::: The records

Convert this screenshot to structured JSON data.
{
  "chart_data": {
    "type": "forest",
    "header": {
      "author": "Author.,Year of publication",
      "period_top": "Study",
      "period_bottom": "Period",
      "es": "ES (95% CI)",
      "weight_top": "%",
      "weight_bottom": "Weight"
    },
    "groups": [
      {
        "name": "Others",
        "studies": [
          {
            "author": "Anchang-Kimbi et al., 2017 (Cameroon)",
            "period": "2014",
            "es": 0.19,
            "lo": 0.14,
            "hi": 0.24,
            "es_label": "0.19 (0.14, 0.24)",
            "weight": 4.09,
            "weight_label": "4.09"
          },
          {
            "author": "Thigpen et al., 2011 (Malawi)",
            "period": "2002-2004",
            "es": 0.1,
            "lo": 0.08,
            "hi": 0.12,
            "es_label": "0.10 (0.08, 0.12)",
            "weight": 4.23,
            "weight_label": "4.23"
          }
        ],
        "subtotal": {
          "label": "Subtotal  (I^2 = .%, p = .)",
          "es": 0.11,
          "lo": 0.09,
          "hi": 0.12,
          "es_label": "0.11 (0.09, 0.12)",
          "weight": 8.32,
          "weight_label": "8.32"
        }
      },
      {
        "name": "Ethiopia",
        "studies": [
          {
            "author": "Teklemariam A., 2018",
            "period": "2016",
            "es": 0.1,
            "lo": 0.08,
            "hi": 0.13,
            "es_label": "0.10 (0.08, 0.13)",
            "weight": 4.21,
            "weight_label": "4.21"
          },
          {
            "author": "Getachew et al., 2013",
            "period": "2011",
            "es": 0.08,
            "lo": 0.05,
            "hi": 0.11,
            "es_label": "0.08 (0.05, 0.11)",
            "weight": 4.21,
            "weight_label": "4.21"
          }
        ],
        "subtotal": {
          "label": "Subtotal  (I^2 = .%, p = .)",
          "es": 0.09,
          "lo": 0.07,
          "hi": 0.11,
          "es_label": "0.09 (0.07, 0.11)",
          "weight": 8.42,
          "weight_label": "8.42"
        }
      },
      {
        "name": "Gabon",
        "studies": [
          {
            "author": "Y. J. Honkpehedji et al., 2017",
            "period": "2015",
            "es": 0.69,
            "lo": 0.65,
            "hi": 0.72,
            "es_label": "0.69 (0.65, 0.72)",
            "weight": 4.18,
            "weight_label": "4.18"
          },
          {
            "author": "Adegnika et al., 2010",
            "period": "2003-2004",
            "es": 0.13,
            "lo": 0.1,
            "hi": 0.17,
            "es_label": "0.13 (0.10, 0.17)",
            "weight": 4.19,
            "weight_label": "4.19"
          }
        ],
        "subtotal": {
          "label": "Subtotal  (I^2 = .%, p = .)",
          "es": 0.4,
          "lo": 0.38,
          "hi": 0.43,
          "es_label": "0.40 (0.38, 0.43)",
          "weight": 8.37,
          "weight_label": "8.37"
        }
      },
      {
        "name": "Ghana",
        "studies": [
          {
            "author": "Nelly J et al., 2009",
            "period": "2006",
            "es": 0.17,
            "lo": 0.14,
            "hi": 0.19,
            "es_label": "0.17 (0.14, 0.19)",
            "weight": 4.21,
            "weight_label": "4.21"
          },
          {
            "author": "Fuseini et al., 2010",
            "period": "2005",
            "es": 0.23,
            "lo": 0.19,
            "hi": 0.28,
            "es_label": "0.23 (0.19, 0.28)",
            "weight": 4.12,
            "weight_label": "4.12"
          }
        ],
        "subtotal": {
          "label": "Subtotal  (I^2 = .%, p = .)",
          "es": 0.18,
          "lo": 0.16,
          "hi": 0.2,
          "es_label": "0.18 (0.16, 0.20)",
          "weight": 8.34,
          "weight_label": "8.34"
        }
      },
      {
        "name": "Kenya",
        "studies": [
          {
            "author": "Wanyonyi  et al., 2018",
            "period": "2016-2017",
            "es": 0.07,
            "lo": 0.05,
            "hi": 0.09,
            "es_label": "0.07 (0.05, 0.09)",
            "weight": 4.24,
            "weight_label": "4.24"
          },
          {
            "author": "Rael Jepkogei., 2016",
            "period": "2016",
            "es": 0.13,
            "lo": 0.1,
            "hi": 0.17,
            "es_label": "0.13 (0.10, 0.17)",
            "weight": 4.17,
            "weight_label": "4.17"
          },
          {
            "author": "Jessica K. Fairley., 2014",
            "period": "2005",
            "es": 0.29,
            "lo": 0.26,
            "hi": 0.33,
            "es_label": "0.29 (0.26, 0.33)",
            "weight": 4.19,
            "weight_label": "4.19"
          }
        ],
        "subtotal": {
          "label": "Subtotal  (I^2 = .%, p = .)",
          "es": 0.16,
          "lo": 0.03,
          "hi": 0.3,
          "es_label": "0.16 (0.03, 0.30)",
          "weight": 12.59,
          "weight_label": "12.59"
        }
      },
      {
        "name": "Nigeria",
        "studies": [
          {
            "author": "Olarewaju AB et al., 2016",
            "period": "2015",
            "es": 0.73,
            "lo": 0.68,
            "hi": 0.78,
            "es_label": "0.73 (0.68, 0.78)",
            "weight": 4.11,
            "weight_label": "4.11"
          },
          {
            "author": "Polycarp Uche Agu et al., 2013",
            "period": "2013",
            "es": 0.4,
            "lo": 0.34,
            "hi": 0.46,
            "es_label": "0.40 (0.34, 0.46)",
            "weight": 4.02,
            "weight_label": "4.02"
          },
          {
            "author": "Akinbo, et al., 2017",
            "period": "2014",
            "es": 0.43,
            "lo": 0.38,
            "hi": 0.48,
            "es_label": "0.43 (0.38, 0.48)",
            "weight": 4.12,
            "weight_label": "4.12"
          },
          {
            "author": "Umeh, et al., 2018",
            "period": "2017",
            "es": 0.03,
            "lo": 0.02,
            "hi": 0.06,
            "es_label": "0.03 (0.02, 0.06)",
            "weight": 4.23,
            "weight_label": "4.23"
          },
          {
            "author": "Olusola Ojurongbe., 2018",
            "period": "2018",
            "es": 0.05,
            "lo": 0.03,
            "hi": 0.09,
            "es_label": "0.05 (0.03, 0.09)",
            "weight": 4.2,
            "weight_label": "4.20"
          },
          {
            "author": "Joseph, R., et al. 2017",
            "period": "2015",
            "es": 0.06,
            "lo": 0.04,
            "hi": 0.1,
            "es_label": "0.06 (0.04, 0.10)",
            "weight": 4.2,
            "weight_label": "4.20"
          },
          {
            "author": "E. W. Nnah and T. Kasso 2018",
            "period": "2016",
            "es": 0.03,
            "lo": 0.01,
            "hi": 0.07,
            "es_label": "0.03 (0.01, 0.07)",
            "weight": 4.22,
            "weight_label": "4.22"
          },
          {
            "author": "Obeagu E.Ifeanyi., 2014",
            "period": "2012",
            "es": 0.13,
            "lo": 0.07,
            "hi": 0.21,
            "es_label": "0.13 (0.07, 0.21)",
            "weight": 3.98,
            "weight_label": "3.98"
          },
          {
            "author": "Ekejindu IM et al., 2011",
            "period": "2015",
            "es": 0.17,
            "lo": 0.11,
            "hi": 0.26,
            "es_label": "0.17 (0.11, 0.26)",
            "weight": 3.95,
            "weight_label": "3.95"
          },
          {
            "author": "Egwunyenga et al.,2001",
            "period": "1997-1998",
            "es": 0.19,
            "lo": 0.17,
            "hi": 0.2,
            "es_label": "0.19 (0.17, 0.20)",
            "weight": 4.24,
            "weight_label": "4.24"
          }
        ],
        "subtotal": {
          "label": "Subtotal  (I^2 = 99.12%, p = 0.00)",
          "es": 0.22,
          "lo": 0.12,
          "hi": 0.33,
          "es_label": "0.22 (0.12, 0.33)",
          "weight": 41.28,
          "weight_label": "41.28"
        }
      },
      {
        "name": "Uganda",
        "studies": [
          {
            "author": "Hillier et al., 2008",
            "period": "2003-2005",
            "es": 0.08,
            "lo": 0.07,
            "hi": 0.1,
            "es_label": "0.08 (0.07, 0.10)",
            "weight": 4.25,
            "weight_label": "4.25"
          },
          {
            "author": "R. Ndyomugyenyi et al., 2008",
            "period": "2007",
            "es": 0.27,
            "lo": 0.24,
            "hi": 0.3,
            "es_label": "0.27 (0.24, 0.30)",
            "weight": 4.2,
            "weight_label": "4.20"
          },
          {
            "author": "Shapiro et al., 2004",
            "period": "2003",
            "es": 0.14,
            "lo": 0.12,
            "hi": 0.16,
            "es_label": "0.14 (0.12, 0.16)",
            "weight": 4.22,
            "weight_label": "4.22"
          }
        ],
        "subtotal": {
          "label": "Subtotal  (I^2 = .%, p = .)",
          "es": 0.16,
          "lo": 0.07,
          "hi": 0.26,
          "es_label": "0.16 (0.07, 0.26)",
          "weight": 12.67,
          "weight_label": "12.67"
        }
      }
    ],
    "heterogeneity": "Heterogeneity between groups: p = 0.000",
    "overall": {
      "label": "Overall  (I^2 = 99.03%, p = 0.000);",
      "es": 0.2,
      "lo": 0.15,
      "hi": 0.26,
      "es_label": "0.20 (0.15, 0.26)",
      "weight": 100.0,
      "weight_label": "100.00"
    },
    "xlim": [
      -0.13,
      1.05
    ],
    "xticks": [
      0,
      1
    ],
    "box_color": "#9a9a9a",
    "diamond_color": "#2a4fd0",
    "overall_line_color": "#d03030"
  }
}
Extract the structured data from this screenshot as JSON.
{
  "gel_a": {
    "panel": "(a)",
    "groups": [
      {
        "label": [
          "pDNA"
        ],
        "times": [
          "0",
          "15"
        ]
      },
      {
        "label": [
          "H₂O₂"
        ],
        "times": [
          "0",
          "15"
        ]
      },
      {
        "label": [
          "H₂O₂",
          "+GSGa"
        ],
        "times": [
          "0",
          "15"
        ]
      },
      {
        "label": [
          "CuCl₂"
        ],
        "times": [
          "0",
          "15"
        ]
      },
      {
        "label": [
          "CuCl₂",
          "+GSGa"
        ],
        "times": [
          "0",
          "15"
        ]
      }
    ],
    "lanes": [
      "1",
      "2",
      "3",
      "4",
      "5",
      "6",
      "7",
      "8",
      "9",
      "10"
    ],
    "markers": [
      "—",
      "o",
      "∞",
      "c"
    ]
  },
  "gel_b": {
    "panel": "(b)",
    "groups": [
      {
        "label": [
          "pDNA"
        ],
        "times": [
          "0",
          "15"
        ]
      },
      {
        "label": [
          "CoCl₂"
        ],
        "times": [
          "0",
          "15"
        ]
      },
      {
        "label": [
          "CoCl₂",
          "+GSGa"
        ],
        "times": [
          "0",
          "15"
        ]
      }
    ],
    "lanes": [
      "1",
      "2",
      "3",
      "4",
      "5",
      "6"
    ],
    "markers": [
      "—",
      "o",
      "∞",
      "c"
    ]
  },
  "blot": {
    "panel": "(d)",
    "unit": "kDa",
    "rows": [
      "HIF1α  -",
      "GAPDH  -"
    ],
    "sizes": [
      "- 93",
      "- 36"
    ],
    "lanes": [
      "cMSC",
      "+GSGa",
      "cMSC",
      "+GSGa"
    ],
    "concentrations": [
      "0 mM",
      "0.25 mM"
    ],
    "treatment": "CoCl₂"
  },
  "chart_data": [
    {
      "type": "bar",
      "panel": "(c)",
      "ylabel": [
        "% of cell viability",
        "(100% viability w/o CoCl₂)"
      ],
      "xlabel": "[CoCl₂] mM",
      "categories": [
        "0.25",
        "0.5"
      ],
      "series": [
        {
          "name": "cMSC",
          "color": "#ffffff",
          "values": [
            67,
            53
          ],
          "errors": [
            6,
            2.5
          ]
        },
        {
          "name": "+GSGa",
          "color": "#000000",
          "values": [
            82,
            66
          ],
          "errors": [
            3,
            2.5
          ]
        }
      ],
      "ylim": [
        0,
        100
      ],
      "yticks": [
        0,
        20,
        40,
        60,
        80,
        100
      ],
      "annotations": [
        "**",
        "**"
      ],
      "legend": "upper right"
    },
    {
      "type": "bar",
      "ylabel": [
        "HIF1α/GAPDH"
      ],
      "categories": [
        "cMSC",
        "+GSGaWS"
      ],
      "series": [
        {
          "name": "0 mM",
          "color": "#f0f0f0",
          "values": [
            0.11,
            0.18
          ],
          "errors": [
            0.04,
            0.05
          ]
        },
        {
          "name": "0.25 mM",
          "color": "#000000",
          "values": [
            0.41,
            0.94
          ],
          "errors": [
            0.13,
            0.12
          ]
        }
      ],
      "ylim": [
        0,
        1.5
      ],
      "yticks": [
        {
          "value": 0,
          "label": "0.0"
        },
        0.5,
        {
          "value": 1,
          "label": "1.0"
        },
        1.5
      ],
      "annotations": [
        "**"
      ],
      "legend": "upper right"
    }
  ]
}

::::::

Task to carry out =
Every line holding "screenshot" should be copied out.

Answer for this exercise =
Convert this screenshot to structured JSON data.
Extract the structured data from this screenshot as JSON.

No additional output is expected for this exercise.